■ **What is required**
Copy each line below in which the string "document" occurs.

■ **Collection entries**
================
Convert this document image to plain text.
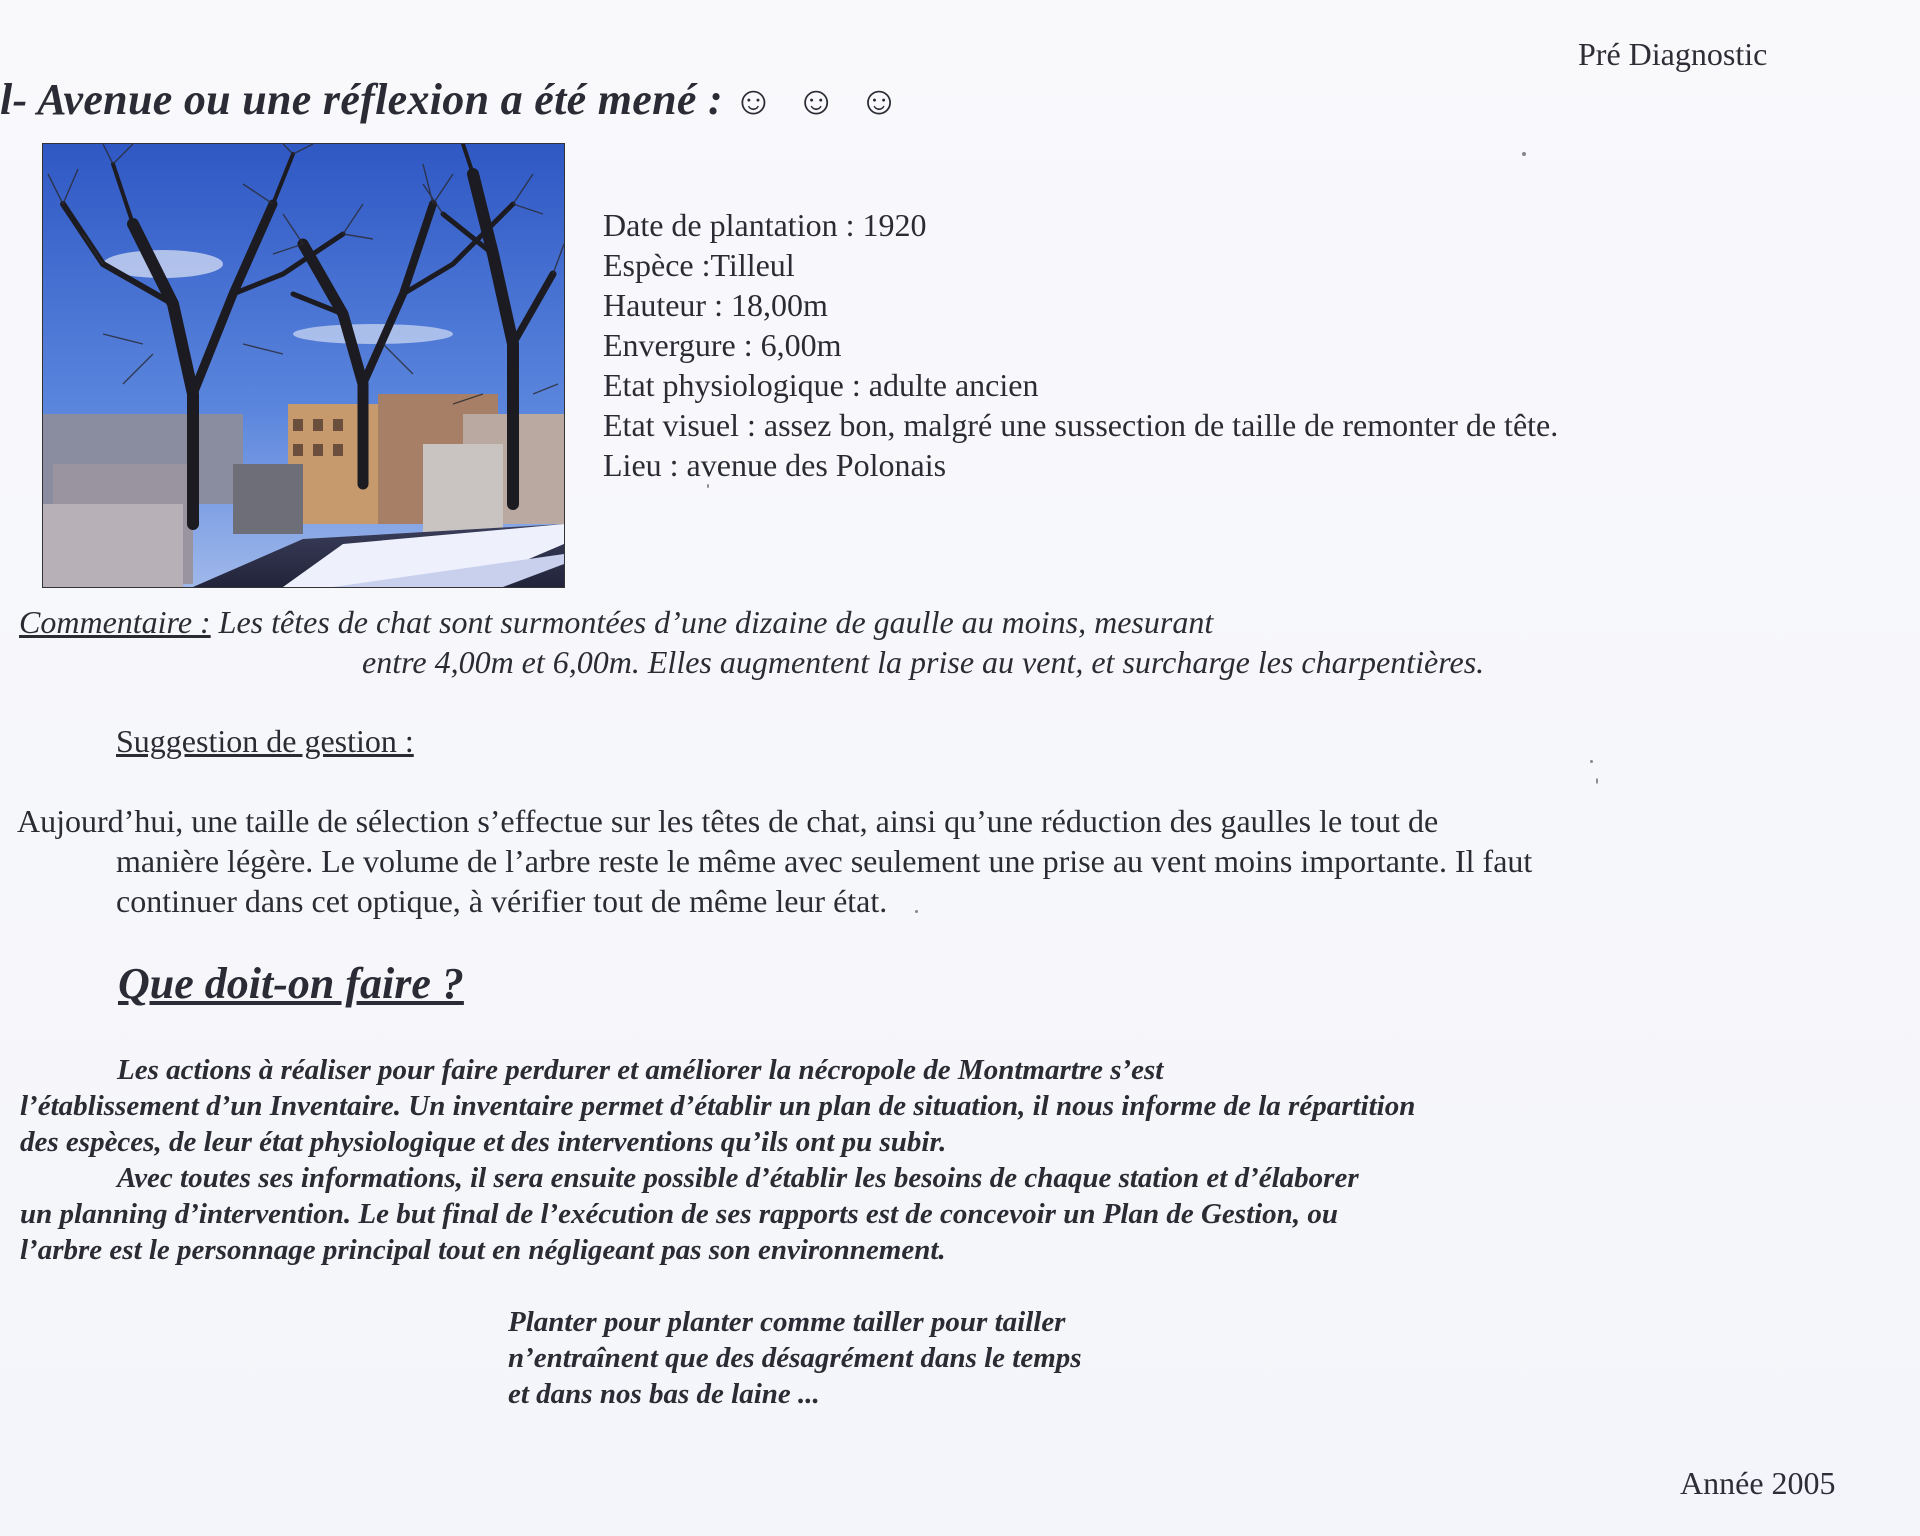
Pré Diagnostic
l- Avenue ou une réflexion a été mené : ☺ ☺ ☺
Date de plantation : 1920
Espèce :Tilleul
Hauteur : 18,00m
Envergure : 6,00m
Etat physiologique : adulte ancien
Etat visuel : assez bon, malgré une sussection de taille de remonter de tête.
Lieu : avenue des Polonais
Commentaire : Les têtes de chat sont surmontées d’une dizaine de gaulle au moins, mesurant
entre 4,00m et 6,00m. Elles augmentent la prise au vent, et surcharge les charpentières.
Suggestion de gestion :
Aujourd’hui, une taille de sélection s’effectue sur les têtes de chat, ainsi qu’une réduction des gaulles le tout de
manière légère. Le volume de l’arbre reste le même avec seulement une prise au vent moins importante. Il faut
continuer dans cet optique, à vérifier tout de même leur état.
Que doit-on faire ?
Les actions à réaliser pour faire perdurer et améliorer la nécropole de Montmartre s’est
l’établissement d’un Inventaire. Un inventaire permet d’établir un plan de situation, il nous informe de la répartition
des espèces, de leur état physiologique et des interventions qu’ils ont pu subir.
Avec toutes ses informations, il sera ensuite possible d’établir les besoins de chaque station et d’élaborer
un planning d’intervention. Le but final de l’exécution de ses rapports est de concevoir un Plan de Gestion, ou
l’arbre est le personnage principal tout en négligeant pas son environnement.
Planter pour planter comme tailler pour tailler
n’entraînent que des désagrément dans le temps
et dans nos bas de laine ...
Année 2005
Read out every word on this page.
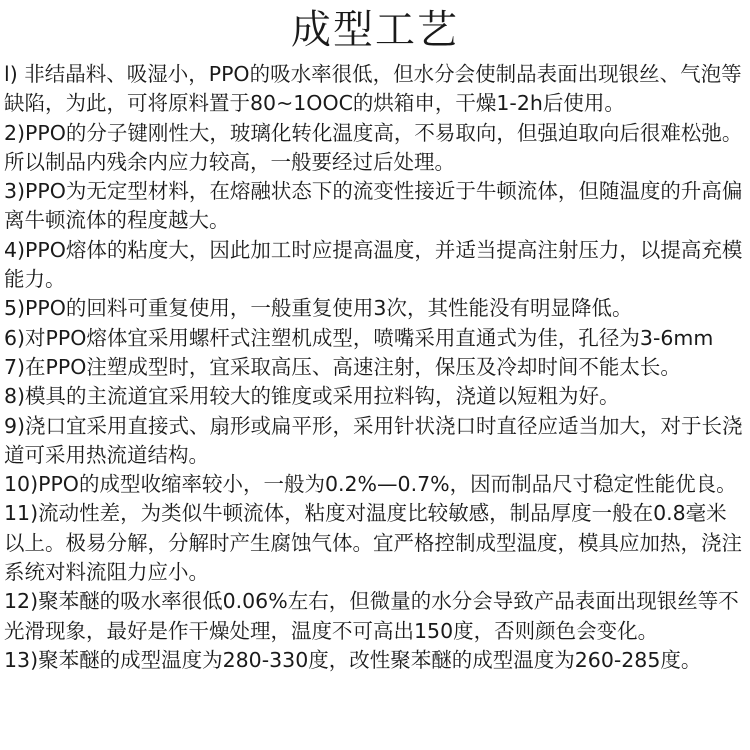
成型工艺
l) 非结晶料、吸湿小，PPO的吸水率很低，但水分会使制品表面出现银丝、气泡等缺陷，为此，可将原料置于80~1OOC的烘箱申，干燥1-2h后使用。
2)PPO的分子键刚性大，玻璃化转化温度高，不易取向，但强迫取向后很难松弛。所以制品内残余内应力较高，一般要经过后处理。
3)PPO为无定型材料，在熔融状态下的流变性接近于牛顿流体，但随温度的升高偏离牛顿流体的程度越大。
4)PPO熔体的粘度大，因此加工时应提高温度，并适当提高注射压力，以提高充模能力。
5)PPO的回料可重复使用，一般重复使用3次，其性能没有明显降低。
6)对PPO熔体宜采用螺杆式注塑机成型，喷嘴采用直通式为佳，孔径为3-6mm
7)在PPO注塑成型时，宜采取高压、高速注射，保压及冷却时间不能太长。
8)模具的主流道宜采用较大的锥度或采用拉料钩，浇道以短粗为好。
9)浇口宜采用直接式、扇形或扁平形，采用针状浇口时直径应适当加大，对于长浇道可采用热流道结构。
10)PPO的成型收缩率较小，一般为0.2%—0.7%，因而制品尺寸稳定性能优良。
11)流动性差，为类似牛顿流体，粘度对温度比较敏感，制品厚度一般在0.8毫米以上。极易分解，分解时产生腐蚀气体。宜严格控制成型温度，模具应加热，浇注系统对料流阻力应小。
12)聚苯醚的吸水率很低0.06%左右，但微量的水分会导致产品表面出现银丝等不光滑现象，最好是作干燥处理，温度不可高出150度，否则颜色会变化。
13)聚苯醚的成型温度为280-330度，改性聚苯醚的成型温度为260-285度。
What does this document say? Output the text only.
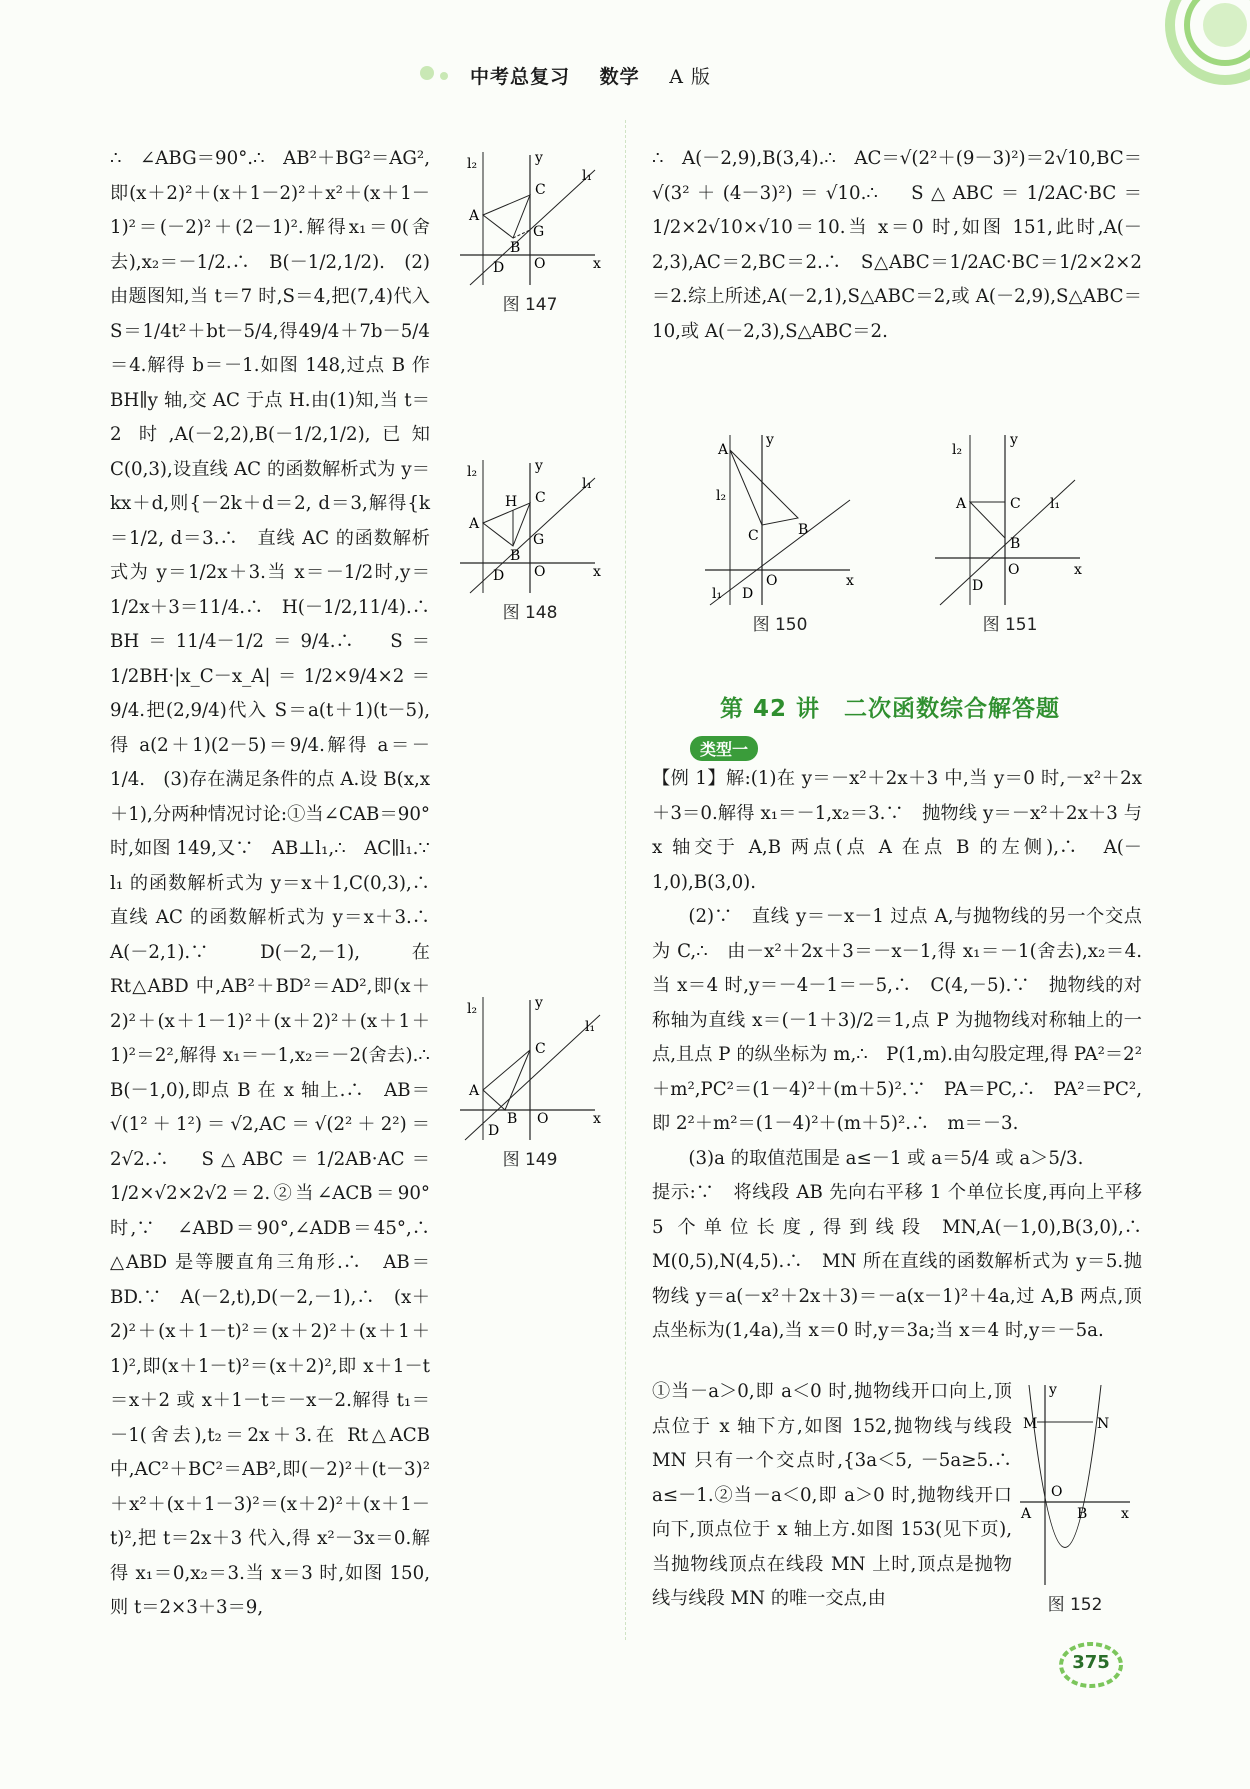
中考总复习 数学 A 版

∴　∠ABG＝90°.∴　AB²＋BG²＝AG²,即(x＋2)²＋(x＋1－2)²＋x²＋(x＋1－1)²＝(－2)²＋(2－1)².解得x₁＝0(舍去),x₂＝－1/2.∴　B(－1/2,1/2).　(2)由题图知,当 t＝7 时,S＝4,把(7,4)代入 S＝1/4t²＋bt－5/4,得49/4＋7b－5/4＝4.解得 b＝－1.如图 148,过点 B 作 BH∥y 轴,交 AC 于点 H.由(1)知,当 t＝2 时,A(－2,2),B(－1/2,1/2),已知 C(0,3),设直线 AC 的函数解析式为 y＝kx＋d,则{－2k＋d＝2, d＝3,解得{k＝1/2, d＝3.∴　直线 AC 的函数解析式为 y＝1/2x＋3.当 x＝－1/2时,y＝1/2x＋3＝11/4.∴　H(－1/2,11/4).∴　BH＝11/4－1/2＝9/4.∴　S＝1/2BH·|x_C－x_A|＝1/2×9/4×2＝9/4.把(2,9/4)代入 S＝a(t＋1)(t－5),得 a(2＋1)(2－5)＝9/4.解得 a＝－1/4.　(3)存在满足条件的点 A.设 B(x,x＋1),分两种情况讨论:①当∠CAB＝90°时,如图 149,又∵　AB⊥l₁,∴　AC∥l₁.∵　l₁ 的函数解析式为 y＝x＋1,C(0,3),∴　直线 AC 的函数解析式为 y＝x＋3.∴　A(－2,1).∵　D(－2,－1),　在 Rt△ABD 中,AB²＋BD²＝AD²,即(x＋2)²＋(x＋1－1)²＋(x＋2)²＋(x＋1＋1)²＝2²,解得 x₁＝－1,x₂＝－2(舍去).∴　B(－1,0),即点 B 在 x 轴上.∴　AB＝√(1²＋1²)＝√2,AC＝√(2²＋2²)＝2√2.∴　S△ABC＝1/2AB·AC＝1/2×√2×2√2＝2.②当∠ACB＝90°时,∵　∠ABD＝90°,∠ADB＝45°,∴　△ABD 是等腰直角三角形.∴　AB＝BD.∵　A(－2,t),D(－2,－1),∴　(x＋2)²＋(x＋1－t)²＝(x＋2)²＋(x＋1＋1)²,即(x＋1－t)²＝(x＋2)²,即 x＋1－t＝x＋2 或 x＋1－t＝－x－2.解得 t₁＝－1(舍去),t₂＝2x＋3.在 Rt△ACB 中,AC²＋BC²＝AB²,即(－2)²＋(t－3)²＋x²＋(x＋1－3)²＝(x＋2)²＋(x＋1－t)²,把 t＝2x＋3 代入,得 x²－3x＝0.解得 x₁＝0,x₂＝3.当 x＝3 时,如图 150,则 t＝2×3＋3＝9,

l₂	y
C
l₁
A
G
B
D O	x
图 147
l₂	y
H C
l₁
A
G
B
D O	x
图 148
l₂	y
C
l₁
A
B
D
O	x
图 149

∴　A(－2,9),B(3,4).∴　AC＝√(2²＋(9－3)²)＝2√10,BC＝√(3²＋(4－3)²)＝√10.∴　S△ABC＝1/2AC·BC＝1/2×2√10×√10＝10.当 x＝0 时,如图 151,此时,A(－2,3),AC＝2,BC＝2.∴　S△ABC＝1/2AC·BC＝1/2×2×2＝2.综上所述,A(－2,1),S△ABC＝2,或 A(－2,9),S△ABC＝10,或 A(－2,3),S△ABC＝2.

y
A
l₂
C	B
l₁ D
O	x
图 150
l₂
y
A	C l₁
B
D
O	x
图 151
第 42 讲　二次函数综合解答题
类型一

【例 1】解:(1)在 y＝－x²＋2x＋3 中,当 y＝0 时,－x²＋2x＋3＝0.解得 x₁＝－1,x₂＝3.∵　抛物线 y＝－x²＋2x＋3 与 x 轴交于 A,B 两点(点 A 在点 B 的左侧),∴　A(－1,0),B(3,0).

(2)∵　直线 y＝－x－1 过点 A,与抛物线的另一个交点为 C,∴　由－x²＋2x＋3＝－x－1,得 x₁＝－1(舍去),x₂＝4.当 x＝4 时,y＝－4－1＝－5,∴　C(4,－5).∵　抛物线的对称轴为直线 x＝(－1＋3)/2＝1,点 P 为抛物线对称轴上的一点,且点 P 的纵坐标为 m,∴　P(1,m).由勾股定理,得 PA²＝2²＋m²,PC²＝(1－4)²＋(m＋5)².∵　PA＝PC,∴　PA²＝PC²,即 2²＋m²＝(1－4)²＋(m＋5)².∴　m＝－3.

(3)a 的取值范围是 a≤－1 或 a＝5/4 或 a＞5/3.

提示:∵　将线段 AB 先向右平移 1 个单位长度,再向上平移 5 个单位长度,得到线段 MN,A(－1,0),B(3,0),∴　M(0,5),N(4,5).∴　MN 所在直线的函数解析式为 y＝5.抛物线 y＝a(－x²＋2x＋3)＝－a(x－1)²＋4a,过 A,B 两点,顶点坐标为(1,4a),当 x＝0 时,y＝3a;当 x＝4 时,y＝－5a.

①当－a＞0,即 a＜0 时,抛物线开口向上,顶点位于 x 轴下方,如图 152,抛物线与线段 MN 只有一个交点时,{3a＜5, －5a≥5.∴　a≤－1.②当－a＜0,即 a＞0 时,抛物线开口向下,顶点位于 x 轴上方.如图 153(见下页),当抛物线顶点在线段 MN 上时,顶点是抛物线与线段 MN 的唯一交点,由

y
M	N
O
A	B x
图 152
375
================
■ **Solution to the exercise**
Convert this document image to plain text.
What does this document say? Output the text only.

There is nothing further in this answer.